[begin Provided data]
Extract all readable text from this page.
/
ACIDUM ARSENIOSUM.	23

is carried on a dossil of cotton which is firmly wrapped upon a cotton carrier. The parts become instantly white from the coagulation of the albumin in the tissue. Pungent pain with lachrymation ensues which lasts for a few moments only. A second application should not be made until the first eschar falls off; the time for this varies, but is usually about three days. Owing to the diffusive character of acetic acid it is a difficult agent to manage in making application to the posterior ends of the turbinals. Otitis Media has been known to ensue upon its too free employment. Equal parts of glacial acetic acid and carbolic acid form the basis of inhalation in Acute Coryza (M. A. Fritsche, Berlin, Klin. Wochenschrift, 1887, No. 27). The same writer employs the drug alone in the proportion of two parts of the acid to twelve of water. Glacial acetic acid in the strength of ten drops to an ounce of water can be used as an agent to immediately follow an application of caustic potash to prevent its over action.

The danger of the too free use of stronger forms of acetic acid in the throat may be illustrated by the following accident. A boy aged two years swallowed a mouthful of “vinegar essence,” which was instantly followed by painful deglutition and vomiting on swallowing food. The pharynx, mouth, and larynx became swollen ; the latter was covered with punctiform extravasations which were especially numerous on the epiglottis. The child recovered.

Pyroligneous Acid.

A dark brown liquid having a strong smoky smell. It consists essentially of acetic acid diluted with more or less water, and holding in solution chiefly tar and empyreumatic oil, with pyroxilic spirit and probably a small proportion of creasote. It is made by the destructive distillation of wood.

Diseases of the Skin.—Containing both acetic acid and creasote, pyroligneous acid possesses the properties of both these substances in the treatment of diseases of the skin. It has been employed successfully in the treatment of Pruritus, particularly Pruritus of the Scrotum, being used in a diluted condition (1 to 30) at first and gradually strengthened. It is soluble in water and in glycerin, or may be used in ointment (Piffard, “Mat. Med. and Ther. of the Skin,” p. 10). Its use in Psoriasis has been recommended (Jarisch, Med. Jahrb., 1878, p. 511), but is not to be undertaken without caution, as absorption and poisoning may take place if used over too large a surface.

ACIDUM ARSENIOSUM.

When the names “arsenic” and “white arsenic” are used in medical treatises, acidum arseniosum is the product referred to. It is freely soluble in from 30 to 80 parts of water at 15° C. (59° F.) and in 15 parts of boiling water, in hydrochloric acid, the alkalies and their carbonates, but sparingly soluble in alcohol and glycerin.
[end Provided data]
## Task brief
Extract every record and return it verbatim.

## Task output
Extract all readable text from this page.
/
ACIDUM ARSENIOSUM.	23

is carried on a dossil of cotton which is firmly wrapped upon a cotton carrier. The parts become instantly white from the coagulation of the albumin in the tissue. Pungent pain with lachrymation ensues which lasts for a few moments only. A second application should not be made until the first eschar falls off; the time for this varies, but is usually about three days. Owing to the diffusive character of acetic acid it is a difficult agent to manage in making application to the posterior ends of the turbinals. Otitis Media has been known to ensue upon its too free employment. Equal parts of glacial acetic acid and carbolic acid form the basis of inhalation in Acute Coryza (M. A. Fritsche, Berlin, Klin. Wochenschrift, 1887, No. 27). The same writer employs the drug alone in the proportion of two parts of the acid to twelve of water. Glacial acetic acid in the strength of ten drops to an ounce of water can be used as an agent to immediately follow an application of caustic potash to prevent its over action.

The danger of the too free use of stronger forms of acetic acid in the throat may be illustrated by the following accident. A boy aged two years swallowed a mouthful of “vinegar essence,” which was instantly followed by painful deglutition and vomiting on swallowing food. The pharynx, mouth, and larynx became swollen ; the latter was covered with punctiform extravasations which were especially numerous on the epiglottis. The child recovered.

Pyroligneous Acid.

A dark brown liquid having a strong smoky smell. It consists essentially of acetic acid diluted with more or less water, and holding in solution chiefly tar and empyreumatic oil, with pyroxilic spirit and probably a small proportion of creasote. It is made by the destructive distillation of wood.

Diseases of the Skin.—Containing both acetic acid and creasote, pyroligneous acid possesses the properties of both these substances in the treatment of diseases of the skin. It has been employed successfully in the treatment of Pruritus, particularly Pruritus of the Scrotum, being used in a diluted condition (1 to 30) at first and gradually strengthened. It is soluble in water and in glycerin, or may be used in ointment (Piffard, “Mat. Med. and Ther. of the Skin,” p. 10). Its use in Psoriasis has been recommended (Jarisch, Med. Jahrb., 1878, p. 511), but is not to be undertaken without caution, as absorption and poisoning may take place if used over too large a surface.

ACIDUM ARSENIOSUM.

When the names “arsenic” and “white arsenic” are used in medical treatises, acidum arseniosum is the product referred to. It is freely soluble in from 30 to 80 parts of water at 15° C. (59° F.) and in 15 parts of boiling water, in hydrochloric acid, the alkalies and their carbonates, but sparingly soluble in alcohol and glycerin.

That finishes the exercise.